Check every line below for the word "frase" and show those that hold it.

→ Source records
────

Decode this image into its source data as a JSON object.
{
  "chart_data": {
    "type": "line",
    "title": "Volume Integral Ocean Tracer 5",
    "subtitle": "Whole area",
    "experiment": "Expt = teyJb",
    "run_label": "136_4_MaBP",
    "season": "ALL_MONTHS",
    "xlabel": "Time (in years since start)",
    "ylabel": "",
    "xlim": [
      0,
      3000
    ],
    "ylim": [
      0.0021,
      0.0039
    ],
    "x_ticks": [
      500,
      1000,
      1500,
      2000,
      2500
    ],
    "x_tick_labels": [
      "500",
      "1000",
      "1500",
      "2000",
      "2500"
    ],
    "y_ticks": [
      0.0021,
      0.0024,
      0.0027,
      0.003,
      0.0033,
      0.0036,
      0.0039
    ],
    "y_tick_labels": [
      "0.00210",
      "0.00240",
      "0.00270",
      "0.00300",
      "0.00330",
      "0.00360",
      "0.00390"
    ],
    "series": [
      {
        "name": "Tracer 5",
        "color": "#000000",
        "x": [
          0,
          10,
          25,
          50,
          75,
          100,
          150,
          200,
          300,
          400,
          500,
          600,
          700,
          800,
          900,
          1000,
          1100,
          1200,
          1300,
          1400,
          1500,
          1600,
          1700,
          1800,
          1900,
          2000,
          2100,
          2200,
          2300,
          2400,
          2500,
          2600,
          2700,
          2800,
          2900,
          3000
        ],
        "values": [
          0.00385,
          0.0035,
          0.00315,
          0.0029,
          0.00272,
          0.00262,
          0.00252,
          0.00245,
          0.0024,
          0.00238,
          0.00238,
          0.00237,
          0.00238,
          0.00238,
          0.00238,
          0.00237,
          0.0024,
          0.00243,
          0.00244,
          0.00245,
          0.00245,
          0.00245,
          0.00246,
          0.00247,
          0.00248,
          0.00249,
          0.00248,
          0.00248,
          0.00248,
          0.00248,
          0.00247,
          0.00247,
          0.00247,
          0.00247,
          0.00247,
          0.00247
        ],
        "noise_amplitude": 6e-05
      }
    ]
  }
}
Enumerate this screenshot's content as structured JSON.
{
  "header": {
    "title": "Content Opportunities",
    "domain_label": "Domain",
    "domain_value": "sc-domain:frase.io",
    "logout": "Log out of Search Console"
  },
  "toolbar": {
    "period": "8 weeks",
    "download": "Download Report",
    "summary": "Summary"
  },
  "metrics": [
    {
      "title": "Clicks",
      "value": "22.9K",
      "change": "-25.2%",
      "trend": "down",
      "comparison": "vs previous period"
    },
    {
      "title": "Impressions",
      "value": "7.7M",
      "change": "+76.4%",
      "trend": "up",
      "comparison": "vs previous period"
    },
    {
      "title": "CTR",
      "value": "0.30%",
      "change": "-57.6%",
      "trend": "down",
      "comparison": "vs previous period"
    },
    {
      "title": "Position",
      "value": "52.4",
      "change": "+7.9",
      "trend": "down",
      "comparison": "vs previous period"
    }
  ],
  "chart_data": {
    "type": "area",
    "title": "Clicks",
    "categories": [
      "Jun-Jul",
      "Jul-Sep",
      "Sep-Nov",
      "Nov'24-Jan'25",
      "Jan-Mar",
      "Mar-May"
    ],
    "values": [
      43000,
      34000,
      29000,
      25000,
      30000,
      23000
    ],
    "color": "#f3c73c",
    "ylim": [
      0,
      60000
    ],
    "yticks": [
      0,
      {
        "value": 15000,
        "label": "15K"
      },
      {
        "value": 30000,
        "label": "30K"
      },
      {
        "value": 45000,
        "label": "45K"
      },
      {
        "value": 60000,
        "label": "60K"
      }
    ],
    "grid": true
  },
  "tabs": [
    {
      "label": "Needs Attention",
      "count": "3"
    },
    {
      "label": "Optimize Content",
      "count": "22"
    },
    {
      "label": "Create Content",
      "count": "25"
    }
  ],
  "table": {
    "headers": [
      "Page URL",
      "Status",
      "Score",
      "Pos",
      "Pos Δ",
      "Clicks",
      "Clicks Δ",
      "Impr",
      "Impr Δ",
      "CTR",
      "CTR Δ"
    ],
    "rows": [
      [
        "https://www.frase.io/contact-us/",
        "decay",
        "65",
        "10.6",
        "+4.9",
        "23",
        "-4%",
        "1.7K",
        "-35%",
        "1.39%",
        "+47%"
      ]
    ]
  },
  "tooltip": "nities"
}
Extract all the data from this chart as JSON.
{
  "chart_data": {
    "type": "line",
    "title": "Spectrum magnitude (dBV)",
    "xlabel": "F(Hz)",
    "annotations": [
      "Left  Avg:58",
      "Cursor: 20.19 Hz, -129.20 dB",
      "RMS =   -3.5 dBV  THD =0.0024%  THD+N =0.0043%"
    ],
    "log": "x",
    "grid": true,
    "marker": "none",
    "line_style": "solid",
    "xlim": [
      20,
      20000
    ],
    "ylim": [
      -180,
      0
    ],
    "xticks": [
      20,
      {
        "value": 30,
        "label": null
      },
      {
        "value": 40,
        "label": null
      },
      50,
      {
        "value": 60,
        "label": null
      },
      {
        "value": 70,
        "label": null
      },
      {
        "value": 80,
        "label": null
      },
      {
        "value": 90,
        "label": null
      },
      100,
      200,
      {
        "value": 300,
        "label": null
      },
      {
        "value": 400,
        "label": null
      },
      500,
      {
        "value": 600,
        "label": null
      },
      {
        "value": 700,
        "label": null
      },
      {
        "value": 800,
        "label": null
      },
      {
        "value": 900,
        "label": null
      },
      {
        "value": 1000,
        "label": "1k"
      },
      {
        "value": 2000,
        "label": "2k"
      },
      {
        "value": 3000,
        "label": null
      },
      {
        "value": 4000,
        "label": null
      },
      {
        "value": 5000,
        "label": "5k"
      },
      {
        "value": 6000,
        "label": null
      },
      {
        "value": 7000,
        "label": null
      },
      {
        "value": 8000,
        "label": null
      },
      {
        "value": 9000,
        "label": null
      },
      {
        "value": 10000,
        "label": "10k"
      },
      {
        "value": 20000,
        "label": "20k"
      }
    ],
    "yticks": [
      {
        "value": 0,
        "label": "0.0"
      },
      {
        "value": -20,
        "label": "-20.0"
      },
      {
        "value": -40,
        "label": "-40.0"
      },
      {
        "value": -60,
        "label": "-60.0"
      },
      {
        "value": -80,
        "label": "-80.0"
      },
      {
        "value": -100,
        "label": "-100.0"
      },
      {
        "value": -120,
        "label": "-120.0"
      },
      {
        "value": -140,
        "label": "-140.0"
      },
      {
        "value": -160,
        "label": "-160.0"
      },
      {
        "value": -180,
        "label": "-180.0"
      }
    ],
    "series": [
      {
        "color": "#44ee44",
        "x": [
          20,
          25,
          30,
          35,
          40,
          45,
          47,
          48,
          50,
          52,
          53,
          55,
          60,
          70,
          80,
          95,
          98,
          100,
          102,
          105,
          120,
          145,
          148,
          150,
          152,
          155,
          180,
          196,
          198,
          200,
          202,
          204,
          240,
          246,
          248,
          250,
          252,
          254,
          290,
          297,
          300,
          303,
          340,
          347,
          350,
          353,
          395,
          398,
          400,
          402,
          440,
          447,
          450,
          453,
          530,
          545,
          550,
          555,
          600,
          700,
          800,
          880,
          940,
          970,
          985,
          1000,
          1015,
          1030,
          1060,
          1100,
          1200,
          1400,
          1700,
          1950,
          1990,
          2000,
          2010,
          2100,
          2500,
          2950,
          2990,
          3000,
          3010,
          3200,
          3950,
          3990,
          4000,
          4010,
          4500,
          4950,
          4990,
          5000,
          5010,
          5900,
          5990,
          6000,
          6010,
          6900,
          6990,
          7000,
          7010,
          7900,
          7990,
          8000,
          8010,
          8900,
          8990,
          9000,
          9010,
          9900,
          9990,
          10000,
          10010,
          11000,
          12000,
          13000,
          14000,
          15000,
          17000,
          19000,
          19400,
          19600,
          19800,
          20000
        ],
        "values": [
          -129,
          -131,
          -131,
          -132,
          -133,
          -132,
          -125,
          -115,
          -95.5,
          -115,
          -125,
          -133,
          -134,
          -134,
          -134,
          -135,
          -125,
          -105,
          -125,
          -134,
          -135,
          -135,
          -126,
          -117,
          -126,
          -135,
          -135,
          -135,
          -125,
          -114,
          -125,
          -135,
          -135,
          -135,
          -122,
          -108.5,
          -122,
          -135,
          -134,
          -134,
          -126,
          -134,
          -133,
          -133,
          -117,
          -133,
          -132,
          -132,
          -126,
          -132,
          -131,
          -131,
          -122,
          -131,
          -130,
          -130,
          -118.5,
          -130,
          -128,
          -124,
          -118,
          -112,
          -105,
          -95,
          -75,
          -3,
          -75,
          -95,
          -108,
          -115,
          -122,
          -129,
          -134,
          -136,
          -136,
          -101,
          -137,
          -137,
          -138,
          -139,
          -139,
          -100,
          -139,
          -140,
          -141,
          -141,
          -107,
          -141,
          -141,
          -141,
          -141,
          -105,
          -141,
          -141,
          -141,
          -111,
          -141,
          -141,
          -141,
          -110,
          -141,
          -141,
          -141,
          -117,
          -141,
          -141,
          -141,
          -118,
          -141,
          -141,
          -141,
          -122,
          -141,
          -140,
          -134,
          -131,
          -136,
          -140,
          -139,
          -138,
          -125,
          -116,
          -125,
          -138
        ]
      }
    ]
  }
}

────

→ The answer
    "domain_value": "sc-domain:frase.io",
        "https://www.frase.io/contact-us/",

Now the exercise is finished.